-- start Extracted records --
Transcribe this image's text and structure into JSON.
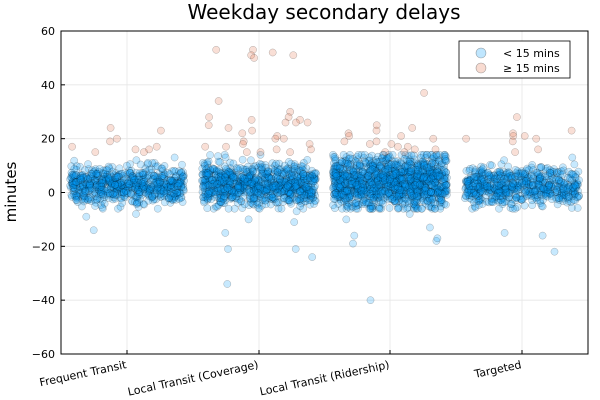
{
  "chart_data": {
    "type": "scatter",
    "title": "Weekday secondary delays",
    "ylabel": "minutes",
    "xlabel": "",
    "categories": [
      "Frequent Transit",
      "Local Transit (Coverage)",
      "Local Transit (Ridership)",
      "Targeted"
    ],
    "ylim": [
      -60,
      60
    ],
    "yticks": [
      -60,
      -40,
      -20,
      0,
      20,
      40,
      60
    ],
    "grid": true,
    "legend_position": "top-right",
    "series": [
      {
        "name": "< 15 mins",
        "color": "#009AFA",
        "dense_band": [
          {
            "category": "Frequent Transit",
            "y_low": -3,
            "y_high": 8,
            "n": 700
          },
          {
            "category": "Local Transit (Coverage)",
            "y_low": -3,
            "y_high": 9,
            "n": 900
          },
          {
            "category": "Local Transit (Ridership)",
            "y_low": -4,
            "y_high": 12,
            "n": 1300
          },
          {
            "category": "Targeted",
            "y_low": -3,
            "y_high": 8,
            "n": 650
          }
        ],
        "outliers": [
          {
            "category": "Frequent Transit",
            "y": [
              -9,
              -8,
              -14,
              12,
              13,
              11,
              -5
            ]
          },
          {
            "category": "Local Transit (Coverage)",
            "y": [
              -34,
              -21,
              -21,
              -24,
              -15,
              -11,
              -10,
              -7,
              13,
              12
            ]
          },
          {
            "category": "Local Transit (Ridership)",
            "y": [
              -40,
              -19,
              -18,
              -17,
              -16,
              -13,
              -10,
              -8,
              14,
              13
            ]
          },
          {
            "category": "Targeted",
            "y": [
              -22,
              -16,
              -15,
              -6,
              13,
              12
            ]
          }
        ]
      },
      {
        "name": "≥ 15 mins",
        "color": "#E26F46",
        "points": [
          {
            "category": "Frequent Transit",
            "y": [
              24,
              23,
              20,
              19,
              17,
              17,
              16,
              16,
              15,
              15
            ]
          },
          {
            "category": "Local Transit (Coverage)",
            "y": [
              53,
              53,
              52,
              51,
              51,
              50,
              34,
              30,
              28,
              28,
              27,
              27,
              26,
              26,
              26,
              25,
              24,
              23,
              22,
              21,
              20,
              20,
              19,
              18,
              18,
              17,
              17,
              16,
              16,
              15,
              15,
              15
            ]
          },
          {
            "category": "Local Transit (Ridership)",
            "y": [
              37,
              25,
              24,
              23,
              22,
              21,
              21,
              20,
              19,
              19,
              18,
              18,
              17,
              17,
              16,
              16,
              15,
              15
            ]
          },
          {
            "category": "Targeted",
            "y": [
              28,
              23,
              22,
              21,
              21,
              20,
              20,
              19,
              16,
              15
            ]
          }
        ]
      }
    ],
    "legend": [
      {
        "label": "< 15 mins",
        "color": "#009AFA"
      },
      {
        "label": "≥ 15 mins",
        "color": "#E26F46"
      }
    ]
  }
}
-- end Extracted records --
Task objective: Repeat the material above verbatim, with no pictures in the output.

Solution to this exercise:
Transcribe this image's text and structure into JSON.
{
  "chart_data": {
    "type": "scatter",
    "title": "Weekday secondary delays",
    "ylabel": "minutes",
    "xlabel": "",
    "categories": [
      "Frequent Transit",
      "Local Transit (Coverage)",
      "Local Transit (Ridership)",
      "Targeted"
    ],
    "ylim": [
      -60,
      60
    ],
    "yticks": [
      -60,
      -40,
      -20,
      0,
      20,
      40,
      60
    ],
    "grid": true,
    "legend_position": "top-right",
    "series": [
      {
        "name": "< 15 mins",
        "color": "#009AFA",
        "dense_band": [
          {
            "category": "Frequent Transit",
            "y_low": -3,
            "y_high": 8,
            "n": 700
          },
          {
            "category": "Local Transit (Coverage)",
            "y_low": -3,
            "y_high": 9,
            "n": 900
          },
          {
            "category": "Local Transit (Ridership)",
            "y_low": -4,
            "y_high": 12,
            "n": 1300
          },
          {
            "category": "Targeted",
            "y_low": -3,
            "y_high": 8,
            "n": 650
          }
        ],
        "outliers": [
          {
            "category": "Frequent Transit",
            "y": [
              -9,
              -8,
              -14,
              12,
              13,
              11,
              -5
            ]
          },
          {
            "category": "Local Transit (Coverage)",
            "y": [
              -34,
              -21,
              -21,
              -24,
              -15,
              -11,
              -10,
              -7,
              13,
              12
            ]
          },
          {
            "category": "Local Transit (Ridership)",
            "y": [
              -40,
              -19,
              -18,
              -17,
              -16,
              -13,
              -10,
              -8,
              14,
              13
            ]
          },
          {
            "category": "Targeted",
            "y": [
              -22,
              -16,
              -15,
              -6,
              13,
              12
            ]
          }
        ]
      },
      {
        "name": "≥ 15 mins",
        "color": "#E26F46",
        "points": [
          {
            "category": "Frequent Transit",
            "y": [
              24,
              23,
              20,
              19,
              17,
              17,
              16,
              16,
              15,
              15
            ]
          },
          {
            "category": "Local Transit (Coverage)",
            "y": [
              53,
              53,
              52,
              51,
              51,
              50,
              34,
              30,
              28,
              28,
              27,
              27,
              26,
              26,
              26,
              25,
              24,
              23,
              22,
              21,
              20,
              20,
              19,
              18,
              18,
              17,
              17,
              16,
              16,
              15,
              15,
              15
            ]
          },
          {
            "category": "Local Transit (Ridership)",
            "y": [
              37,
              25,
              24,
              23,
              22,
              21,
              21,
              20,
              19,
              19,
              18,
              18,
              17,
              17,
              16,
              16,
              15,
              15
            ]
          },
          {
            "category": "Targeted",
            "y": [
              28,
              23,
              22,
              21,
              21,
              20,
              20,
              19,
              16,
              15
            ]
          }
        ]
      }
    ],
    "legend": [
      {
        "label": "< 15 mins",
        "color": "#009AFA"
      },
      {
        "label": "≥ 15 mins",
        "color": "#E26F46"
      }
    ]
  }
}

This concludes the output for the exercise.